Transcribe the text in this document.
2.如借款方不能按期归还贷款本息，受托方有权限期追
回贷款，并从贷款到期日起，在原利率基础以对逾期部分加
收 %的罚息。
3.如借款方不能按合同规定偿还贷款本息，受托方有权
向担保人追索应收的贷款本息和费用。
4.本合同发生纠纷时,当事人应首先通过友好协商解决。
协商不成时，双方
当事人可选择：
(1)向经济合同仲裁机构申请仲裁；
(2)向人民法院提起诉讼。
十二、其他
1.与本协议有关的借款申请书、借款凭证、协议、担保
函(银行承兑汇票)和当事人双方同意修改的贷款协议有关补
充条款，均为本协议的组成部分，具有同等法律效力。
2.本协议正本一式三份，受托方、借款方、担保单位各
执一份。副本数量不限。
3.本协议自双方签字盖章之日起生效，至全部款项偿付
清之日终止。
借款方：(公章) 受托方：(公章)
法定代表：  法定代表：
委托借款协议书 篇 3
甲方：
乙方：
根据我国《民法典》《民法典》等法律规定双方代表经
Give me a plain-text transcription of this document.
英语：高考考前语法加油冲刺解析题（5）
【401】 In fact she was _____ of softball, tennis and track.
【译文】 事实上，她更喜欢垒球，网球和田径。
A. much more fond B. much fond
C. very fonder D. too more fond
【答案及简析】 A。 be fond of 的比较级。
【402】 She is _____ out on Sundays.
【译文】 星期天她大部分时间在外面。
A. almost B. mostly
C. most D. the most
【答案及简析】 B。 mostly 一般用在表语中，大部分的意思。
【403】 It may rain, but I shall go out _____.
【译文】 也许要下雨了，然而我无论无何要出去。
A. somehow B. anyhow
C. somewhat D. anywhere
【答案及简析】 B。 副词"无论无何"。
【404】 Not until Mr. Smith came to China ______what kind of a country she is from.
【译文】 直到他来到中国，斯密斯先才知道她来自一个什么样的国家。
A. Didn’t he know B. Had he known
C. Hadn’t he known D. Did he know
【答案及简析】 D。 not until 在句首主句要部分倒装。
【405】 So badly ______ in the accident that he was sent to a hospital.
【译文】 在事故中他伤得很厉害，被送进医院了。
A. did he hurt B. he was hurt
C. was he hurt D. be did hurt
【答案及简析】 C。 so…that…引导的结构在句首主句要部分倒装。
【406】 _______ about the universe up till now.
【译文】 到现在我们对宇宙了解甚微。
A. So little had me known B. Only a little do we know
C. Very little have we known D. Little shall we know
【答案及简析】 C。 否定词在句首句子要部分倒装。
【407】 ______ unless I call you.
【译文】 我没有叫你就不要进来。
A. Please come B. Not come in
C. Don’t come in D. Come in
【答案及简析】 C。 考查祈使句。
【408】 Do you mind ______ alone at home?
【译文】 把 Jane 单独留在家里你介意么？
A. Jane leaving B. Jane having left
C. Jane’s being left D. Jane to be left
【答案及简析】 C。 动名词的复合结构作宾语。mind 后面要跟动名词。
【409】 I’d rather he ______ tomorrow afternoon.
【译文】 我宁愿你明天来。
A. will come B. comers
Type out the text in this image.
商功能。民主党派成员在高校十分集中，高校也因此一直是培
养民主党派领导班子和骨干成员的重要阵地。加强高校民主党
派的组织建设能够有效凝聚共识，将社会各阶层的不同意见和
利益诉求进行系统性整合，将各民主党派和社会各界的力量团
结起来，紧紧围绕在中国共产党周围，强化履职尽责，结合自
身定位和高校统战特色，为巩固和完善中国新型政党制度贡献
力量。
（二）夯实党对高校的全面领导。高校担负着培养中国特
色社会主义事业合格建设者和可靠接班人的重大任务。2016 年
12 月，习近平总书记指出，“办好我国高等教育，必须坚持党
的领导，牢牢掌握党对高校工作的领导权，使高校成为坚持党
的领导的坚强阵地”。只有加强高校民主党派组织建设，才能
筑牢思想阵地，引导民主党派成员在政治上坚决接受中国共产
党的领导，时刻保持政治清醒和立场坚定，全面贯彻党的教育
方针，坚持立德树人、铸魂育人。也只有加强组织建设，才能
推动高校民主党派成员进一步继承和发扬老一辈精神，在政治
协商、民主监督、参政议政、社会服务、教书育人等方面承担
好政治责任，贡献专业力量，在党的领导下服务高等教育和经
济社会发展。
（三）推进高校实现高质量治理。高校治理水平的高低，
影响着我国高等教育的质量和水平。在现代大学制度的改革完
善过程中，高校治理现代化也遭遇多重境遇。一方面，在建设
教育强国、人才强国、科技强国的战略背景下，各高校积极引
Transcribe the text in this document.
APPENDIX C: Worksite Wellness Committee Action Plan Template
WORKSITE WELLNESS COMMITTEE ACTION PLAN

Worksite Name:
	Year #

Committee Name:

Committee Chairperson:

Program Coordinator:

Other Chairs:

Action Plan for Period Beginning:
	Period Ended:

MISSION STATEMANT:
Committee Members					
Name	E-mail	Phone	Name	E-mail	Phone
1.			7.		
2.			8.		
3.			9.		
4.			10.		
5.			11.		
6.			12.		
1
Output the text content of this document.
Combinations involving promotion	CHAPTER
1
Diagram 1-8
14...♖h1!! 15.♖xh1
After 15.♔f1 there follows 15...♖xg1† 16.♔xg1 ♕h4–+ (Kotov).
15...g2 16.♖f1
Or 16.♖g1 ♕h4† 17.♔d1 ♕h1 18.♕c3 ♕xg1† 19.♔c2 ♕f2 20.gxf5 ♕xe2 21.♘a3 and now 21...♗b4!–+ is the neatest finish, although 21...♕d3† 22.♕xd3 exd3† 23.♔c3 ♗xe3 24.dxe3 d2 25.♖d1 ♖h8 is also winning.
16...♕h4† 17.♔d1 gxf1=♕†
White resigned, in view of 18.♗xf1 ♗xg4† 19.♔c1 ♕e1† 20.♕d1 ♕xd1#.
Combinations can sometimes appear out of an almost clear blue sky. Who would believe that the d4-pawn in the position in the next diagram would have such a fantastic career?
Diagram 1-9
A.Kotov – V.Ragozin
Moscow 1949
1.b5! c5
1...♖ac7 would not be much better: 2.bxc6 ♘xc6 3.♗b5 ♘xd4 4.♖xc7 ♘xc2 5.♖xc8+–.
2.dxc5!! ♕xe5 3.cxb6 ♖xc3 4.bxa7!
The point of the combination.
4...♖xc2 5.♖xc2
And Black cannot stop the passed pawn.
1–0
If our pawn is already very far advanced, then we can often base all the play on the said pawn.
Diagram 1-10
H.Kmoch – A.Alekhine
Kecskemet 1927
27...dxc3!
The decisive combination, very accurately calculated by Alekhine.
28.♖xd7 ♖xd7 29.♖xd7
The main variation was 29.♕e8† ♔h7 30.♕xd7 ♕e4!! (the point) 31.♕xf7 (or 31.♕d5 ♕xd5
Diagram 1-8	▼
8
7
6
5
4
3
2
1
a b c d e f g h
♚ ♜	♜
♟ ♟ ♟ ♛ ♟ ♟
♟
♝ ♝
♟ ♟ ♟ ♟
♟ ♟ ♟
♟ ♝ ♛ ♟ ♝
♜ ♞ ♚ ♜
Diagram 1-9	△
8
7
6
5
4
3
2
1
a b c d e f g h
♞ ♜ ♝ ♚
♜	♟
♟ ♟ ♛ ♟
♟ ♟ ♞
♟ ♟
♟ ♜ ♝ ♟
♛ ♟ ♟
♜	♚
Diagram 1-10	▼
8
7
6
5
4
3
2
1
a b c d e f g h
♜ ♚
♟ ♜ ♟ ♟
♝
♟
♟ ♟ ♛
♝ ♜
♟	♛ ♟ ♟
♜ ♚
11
────────────────────────────────────────
[THE PROBLEM]
In the listing above, locate each line with "until" and copy it.

[TASK SOLUTION]
【404】 Not until Mr. Smith came to China ______what kind of a country she is from.
【答案及简析】 D。 not until 在句首主句要部分倒装。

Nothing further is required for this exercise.